* START *
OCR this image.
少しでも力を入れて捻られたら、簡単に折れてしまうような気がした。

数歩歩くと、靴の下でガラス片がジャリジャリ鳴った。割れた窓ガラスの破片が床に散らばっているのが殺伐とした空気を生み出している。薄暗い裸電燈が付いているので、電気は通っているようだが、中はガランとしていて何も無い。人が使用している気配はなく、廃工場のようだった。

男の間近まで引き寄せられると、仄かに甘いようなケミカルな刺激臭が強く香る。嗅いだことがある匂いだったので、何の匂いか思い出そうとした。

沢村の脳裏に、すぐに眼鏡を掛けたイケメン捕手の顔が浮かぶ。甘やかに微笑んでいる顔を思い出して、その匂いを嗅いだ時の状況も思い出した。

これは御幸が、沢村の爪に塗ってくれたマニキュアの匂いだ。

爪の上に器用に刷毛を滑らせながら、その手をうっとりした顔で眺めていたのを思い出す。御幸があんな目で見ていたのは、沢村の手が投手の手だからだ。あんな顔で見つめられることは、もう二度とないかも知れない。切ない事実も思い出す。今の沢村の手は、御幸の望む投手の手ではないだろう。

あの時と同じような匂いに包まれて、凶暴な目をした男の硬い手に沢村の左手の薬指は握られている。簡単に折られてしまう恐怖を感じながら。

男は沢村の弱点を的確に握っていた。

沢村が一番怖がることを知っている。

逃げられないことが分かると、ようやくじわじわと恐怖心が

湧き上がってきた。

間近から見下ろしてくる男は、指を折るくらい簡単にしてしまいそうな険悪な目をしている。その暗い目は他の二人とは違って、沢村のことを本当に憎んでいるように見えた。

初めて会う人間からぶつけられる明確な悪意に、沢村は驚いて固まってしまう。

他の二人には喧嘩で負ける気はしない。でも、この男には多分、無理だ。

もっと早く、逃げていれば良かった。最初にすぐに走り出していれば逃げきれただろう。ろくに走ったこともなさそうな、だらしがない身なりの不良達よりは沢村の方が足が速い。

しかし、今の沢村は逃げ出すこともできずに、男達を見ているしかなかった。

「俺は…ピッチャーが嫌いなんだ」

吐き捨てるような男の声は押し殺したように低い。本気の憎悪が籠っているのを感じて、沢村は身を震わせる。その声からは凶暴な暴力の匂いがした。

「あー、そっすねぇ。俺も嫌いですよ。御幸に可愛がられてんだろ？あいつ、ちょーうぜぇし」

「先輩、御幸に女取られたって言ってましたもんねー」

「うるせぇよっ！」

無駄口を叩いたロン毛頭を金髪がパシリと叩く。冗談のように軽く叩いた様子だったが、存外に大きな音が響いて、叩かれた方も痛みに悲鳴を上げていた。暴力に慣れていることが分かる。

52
* END *
The problem:
Reproduce every line above without error.

Reply to the task:
OCR this image.
少しでも力を入れて捻られたら、簡単に折れてしまうような気がした。

数歩歩くと、靴の下でガラス片がジャリジャリ鳴った。割れた窓ガラスの破片が床に散らばっているのが殺伐とした空気を生み出している。薄暗い裸電燈が付いているので、電気は通っているようだが、中はガランとしていて何も無い。人が使用している気配はなく、廃工場のようだった。

男の間近まで引き寄せられると、仄かに甘いようなケミカルな刺激臭が強く香る。嗅いだことがある匂いだったので、何の匂いか思い出そうとした。

沢村の脳裏に、すぐに眼鏡を掛けたイケメン捕手の顔が浮かぶ。甘やかに微笑んでいる顔を思い出して、その匂いを嗅いだ時の状況も思い出した。

これは御幸が、沢村の爪に塗ってくれたマニキュアの匂いだ。

爪の上に器用に刷毛を滑らせながら、その手をうっとりした顔で眺めていたのを思い出す。御幸があんな目で見ていたのは、沢村の手が投手の手だからだ。あんな顔で見つめられることは、もう二度とないかも知れない。切ない事実も思い出す。今の沢村の手は、御幸の望む投手の手ではないだろう。

あの時と同じような匂いに包まれて、凶暴な目をした男の硬い手に沢村の左手の薬指は握られている。簡単に折られてしまう恐怖を感じながら。

男は沢村の弱点を的確に握っていた。

沢村が一番怖がることを知っている。

逃げられないことが分かると、ようやくじわじわと恐怖心が

湧き上がってきた。

間近から見下ろしてくる男は、指を折るくらい簡単にしてしまいそうな険悪な目をしている。その暗い目は他の二人とは違って、沢村のことを本当に憎んでいるように見えた。

初めて会う人間からぶつけられる明確な悪意に、沢村は驚いて固まってしまう。

他の二人には喧嘩で負ける気はしない。でも、この男には多分、無理だ。

もっと早く、逃げていれば良かった。最初にすぐに走り出していれば逃げきれただろう。ろくに走ったこともなさそうな、だらしがない身なりの不良達よりは沢村の方が足が速い。

しかし、今の沢村は逃げ出すこともできずに、男達を見ているしかなかった。

「俺は…ピッチャーが嫌いなんだ」

吐き捨てるような男の声は押し殺したように低い。本気の憎悪が籠っているのを感じて、沢村は身を震わせる。その声からは凶暴な暴力の匂いがした。

「あー、そっすねぇ。俺も嫌いですよ。御幸に可愛がられてんだろ？あいつ、ちょーうぜぇし」

「先輩、御幸に女取られたって言ってましたもんねー」

「うるせぇよっ！」

無駄口を叩いたロン毛頭を金髪がパシリと叩く。冗談のように軽く叩いた様子だったが、存外に大きな音が響いて、叩かれた方も痛みに悲鳴を上げていた。暴力に慣れていることが分かる。

52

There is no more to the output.